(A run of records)
— Begin —

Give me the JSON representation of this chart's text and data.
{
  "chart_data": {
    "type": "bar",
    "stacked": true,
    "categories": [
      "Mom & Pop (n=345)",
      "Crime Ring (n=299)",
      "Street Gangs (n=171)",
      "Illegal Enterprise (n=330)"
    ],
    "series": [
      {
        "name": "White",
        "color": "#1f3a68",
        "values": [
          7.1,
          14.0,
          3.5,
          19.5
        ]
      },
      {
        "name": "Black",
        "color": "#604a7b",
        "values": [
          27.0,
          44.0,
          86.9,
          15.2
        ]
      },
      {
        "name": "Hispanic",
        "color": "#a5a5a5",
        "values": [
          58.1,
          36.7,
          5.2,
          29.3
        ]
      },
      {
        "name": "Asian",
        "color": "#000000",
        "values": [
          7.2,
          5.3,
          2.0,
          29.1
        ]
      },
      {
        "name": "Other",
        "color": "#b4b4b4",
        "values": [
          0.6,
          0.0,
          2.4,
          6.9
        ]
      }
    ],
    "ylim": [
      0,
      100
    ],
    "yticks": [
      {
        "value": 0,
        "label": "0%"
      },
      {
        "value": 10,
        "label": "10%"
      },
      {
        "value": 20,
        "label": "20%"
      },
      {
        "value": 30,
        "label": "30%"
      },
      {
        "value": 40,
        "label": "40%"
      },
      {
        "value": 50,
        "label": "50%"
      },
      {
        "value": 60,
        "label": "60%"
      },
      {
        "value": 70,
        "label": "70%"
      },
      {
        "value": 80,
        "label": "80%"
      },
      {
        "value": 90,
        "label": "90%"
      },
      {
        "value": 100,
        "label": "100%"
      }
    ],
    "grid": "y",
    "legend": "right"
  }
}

— End —

Task description –
Return the listing above word for word.

Answer to the task –
Give me the JSON representation of this chart's text and data.
{
  "chart_data": {
    "type": "bar",
    "stacked": true,
    "categories": [
      "Mom & Pop (n=345)",
      "Crime Ring (n=299)",
      "Street Gangs (n=171)",
      "Illegal Enterprise (n=330)"
    ],
    "series": [
      {
        "name": "White",
        "color": "#1f3a68",
        "values": [
          7.1,
          14.0,
          3.5,
          19.5
        ]
      },
      {
        "name": "Black",
        "color": "#604a7b",
        "values": [
          27.0,
          44.0,
          86.9,
          15.2
        ]
      },
      {
        "name": "Hispanic",
        "color": "#a5a5a5",
        "values": [
          58.1,
          36.7,
          5.2,
          29.3
        ]
      },
      {
        "name": "Asian",
        "color": "#000000",
        "values": [
          7.2,
          5.3,
          2.0,
          29.1
        ]
      },
      {
        "name": "Other",
        "color": "#b4b4b4",
        "values": [
          0.6,
          0.0,
          2.4,
          6.9
        ]
      }
    ],
    "ylim": [
      0,
      100
    ],
    "yticks": [
      {
        "value": 0,
        "label": "0%"
      },
      {
        "value": 10,
        "label": "10%"
      },
      {
        "value": 20,
        "label": "20%"
      },
      {
        "value": 30,
        "label": "30%"
      },
      {
        "value": 40,
        "label": "40%"
      },
      {
        "value": 50,
        "label": "50%"
      },
      {
        "value": 60,
        "label": "60%"
      },
      {
        "value": 70,
        "label": "70%"
      },
      {
        "value": 80,
        "label": "80%"
      },
      {
        "value": 90,
        "label": "90%"
      },
      {
        "value": 100,
        "label": "100%"
      }
    ],
    "grid": "y",
    "legend": "right"
  }
}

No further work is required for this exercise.